-- ARBEITSAUFTRAG A --
Prüfen Sie, ob die folgenden Aussagen mit dem Bericht über das Attentat auf Fico übereinstimmen, und belegen Sie jedes Urteil mit einem wörtlichen Zitat: (i) Fico will gegen den Attentäter rechtlich vorgehen. (ii) Der festgenommene Angreifer ist 71 Jahre alt. (iii) Fico rechnet damit, um den Monatswechsel Juni/Juli wieder als Regierungschef zu arbeiten.
-- ARBEITSAUFTRAG B --
In welchem Ort wurde Fico laut dem Bericht über das Attentat auf Fico angeschossen?
-- ARBEITSAUFTRAG C --
Nennen Sie alle Stellen und Adressaten, bei denen Fico nach dem Bericht über das Attentat auf Fico eigenen Angaben zufolge öffentlich vor einem Attentat gewarnt hat.

Fico habe schon seit Monaten davor gewarnt, dass aufgrund des geschürten Hasses ein Attentat auf einen Regierungspolitiker drohe., © Radovan Stoklasa/TASR/dpa

Fico gibt slowakischer Opposition Schuld am Attentat

Der slowakische Ministerpräsident Robert Fico hat sich drei Wochen nach einem Attentat erstmals wieder öffentlich zu Wort gemeldet. In einer Videobotschaft an die Bevölkerung kündigte er an, dass er voraussichtlich zum Monatswechsel Juni/Juli wieder seine Arbeit als Regierungschef aufnehmen könne. Gegenüber dem Attentäter, der ihn am 15. Mai mit mehreren Schüssen lebensgefährlich verletzte, empfinde er keinen Groll und wolle gegen ihn keine rechtlichen Schritte ergreifen, sagte der 59-Jährige.

Hingegen machte der Linkspopulist die Opposition für das Attentat mitverantwortlich: «Am 15. Mai hat mich in Handlova wegen meiner politischen Meinung ein Aktivist der slowakischen Opposition zu ermorden versucht», sagte Fico mit ruhiger und fester Stimme. Es sei für ihn offensichtlich, dass es sich bei dem Angreifer nicht um einen «einsamen Wolf» handle. Der Täter sei «nur der Überbringer des Übels und des politischen Hasses, den die politisch erfolglose und frustrierte Opposition in der Slowakei zu einem nicht mehr zu beherrschenden Maß gesteigert» habe.

Fico erinnerte daran, dass er schon seit Monaten öffentlich davor gewarnt habe, dass aufgrund des von der Opposition und ihr nahestehenden Medien geschürten Hasses ein Attentat auf einen Regierungspolitiker drohe. «Das habe ich öffentlich gesagt, in den Medien, auf Pressekonferenzen und auch zu allen Botschaftern der EU- und Nato-Länder in der Slowakei.»

Der linkspopulistische Regierungschef war am 15. Mai von einem Regierungsgegner mit mehreren Schüssen lebensgefährlich verletzt worden, als er nach einer Regierungssitzung in der Kleinstadt Handlova zu wartenden Anhängern ins Freie trat. Der unmittelbar nach dem Angriff festgenommene Angreifer sitzt derzeit in Untersuchungshaft. Im Polizeiverhör hatte der 71-Jährige seine Tat mit Hass auf Fico und seine Regierungspolitik begründet, wie aus einem der dpa vorliegenden Gerichtsdokument hervorgeht.

-- ERFASSTE DATEN --
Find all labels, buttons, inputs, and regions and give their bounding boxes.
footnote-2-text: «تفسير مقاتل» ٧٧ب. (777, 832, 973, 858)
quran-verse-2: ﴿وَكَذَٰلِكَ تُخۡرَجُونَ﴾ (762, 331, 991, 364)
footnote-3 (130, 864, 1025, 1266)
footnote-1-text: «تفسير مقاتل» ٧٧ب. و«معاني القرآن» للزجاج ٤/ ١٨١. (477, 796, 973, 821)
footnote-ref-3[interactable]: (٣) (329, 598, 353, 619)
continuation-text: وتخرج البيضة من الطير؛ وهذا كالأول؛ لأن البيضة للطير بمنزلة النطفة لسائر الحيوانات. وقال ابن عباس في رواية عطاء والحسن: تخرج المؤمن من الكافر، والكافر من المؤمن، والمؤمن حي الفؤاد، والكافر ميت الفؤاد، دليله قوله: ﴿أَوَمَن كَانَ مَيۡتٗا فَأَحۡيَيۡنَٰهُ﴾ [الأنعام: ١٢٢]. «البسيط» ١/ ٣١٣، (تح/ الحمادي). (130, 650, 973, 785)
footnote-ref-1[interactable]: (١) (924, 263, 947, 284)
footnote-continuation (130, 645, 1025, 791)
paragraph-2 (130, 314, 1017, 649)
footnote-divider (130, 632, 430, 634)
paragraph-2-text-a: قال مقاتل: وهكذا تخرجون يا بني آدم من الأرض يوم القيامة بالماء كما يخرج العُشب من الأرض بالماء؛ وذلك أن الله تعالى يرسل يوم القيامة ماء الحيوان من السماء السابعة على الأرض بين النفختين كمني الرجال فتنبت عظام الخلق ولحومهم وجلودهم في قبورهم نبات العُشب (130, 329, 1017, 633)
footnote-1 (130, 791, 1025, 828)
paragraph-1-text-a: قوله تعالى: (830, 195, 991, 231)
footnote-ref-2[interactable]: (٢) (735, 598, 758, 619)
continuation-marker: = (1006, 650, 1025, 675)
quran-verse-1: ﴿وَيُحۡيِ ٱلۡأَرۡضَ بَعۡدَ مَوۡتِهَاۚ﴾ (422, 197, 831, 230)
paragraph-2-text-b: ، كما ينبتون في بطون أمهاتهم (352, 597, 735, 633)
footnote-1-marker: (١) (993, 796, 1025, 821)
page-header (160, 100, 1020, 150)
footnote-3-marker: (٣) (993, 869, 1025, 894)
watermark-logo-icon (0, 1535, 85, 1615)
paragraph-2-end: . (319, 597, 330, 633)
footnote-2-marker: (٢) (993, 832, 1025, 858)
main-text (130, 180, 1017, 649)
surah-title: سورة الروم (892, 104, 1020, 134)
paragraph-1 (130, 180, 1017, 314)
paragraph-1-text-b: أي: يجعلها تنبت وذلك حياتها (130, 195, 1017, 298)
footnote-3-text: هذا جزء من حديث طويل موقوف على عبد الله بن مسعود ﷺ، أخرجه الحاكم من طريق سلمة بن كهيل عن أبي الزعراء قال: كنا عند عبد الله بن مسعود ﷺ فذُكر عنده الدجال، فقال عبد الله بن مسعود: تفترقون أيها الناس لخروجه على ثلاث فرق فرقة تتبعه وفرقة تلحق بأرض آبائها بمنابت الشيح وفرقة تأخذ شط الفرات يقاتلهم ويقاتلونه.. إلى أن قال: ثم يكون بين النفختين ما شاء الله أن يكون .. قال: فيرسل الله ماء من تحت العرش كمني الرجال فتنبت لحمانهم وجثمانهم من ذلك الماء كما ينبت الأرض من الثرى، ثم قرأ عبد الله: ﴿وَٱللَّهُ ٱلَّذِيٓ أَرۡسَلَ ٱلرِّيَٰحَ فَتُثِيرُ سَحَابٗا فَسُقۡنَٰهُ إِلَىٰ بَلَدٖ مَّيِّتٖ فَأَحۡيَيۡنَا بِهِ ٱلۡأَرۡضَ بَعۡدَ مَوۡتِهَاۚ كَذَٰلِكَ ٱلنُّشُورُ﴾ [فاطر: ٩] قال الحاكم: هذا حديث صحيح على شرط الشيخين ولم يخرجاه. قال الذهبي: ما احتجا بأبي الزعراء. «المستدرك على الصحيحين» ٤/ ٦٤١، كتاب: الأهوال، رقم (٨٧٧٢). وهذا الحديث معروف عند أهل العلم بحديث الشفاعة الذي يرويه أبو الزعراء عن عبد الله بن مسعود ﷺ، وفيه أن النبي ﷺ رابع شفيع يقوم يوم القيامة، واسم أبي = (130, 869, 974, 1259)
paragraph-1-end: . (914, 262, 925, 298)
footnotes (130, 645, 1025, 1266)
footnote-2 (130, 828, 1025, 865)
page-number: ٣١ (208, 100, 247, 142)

-- LÖSUNG A --
(i) Nein: „wolle gegen ihn keine rechtlichen Schritte ergreifen“
(ii) Ja: „Im Polizeiverhör hatte der 71-Jährige seine Tat mit Hass auf Fico und seine Regierungspolitik begründet“
(iii) Ja: „dass er voraussichtlich zum Monatswechsel Juni/Juli wieder seine Arbeit als Regierungschef aufnehmen könne“

-- LÖSUNG B --
In der Kleinstadt Handlova.

-- LÖSUNG C --
- in den Medien
- auf Pressekonferenzen
- gegenüber allen Botschaftern der EU- und Nato-Länder in der Slowakei